Instruction -
Go through the records and show each line where the word "name" occurs.

Stored data entries
──────────────────────────────

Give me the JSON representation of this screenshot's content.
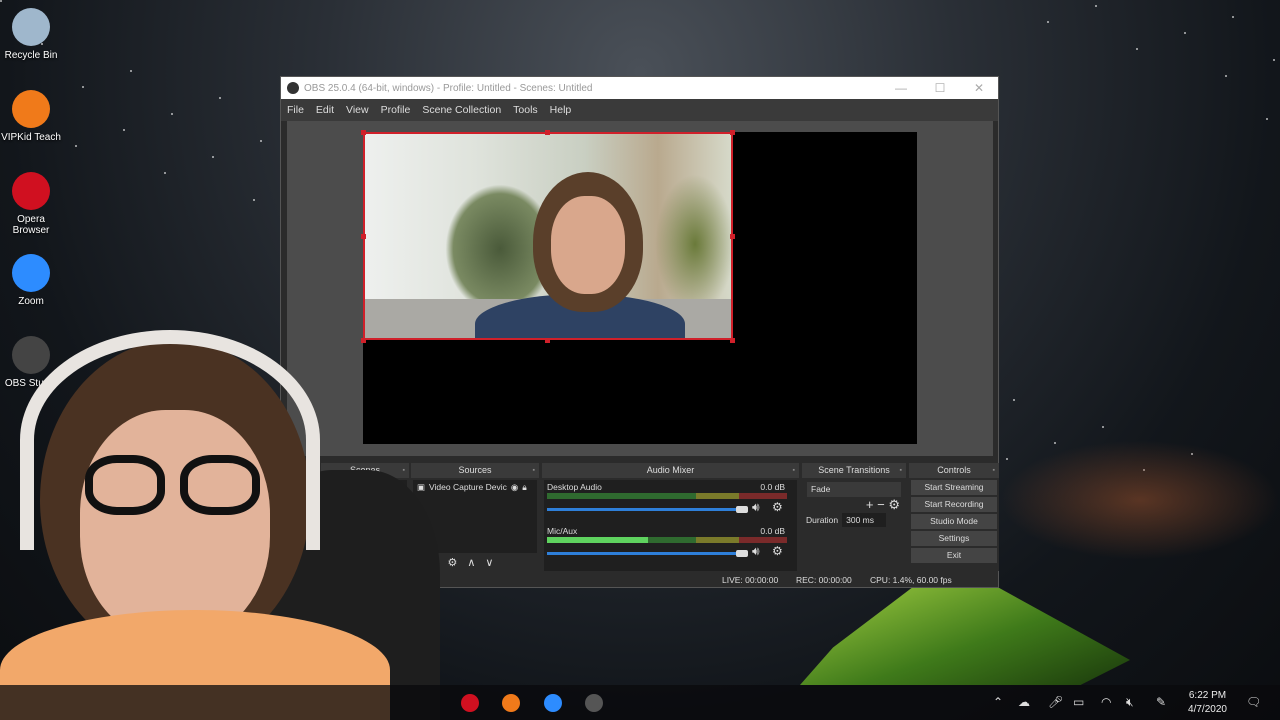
{
  "desktop": {
    "icons": [
      {
        "label": "Recycle Bin",
        "icon": "recycle-bin-icon",
        "color": "#9fb7cc"
      },
      {
        "label": "VIPKid Teach",
        "icon": "vipkid-icon",
        "color": "#f07a1a"
      },
      {
        "label": "Opera Browser",
        "icon": "opera-icon",
        "color": "#d01020"
      },
      {
        "label": "Zoom",
        "icon": "zoom-icon",
        "color": "#2d8cff"
      },
      {
        "label": "OBS Studio",
        "icon": "obs-icon",
        "color": "#444444"
      }
    ]
  },
  "window": {
    "title": "OBS 25.0.4 (64-bit, windows) - Profile: Untitled - Scenes: Untitled",
    "controls": {
      "minimize": "—",
      "maximize": "☐",
      "close": "✕"
    },
    "menu": [
      "File",
      "Edit",
      "View",
      "Profile",
      "Scene Collection",
      "Tools",
      "Help"
    ],
    "accent": "#d0202a"
  },
  "docks": {
    "scenes": {
      "title": "Scenes"
    },
    "sources": {
      "title": "Sources",
      "items": [
        {
          "label": "Video Capture Devic",
          "visible": true,
          "locked": true
        }
      ],
      "toolbar": [
        "−",
        "⚙",
        "∧",
        "∨"
      ]
    },
    "audio_mixer": {
      "title": "Audio Mixer",
      "channels": [
        {
          "name": "Desktop Audio",
          "level": "0.0 dB",
          "volume": 1.0
        },
        {
          "name": "Mic/Aux",
          "level": "0.0 dB",
          "volume": 1.0
        }
      ]
    },
    "scene_transitions": {
      "title": "Scene Transitions",
      "transition": "Fade",
      "duration_label": "Duration",
      "duration": "300 ms"
    },
    "controls": {
      "title": "Controls",
      "buttons": [
        "Start Streaming",
        "Start Recording",
        "Studio Mode",
        "Settings",
        "Exit"
      ]
    }
  },
  "status": {
    "live": "LIVE: 00:00:00",
    "rec": "REC: 00:00:00",
    "cpu": "CPU: 1.4%, 60.00 fps"
  },
  "taskbar": {
    "apps": [
      {
        "name": "opera",
        "color": "#d01020"
      },
      {
        "name": "vipkid",
        "color": "#f07a1a"
      },
      {
        "name": "zoom",
        "color": "#2d8cff"
      },
      {
        "name": "obs",
        "color": "#555555"
      }
    ],
    "time": "6:22 PM",
    "date": "4/7/2020"
  }
}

──────────────────────────────

Expected answer -
          "name": "Desktop Audio",
          "name": "Mic/Aux",
        "name": "opera",
        "name": "vipkid",
        "name": "zoom",
        "name": "obs",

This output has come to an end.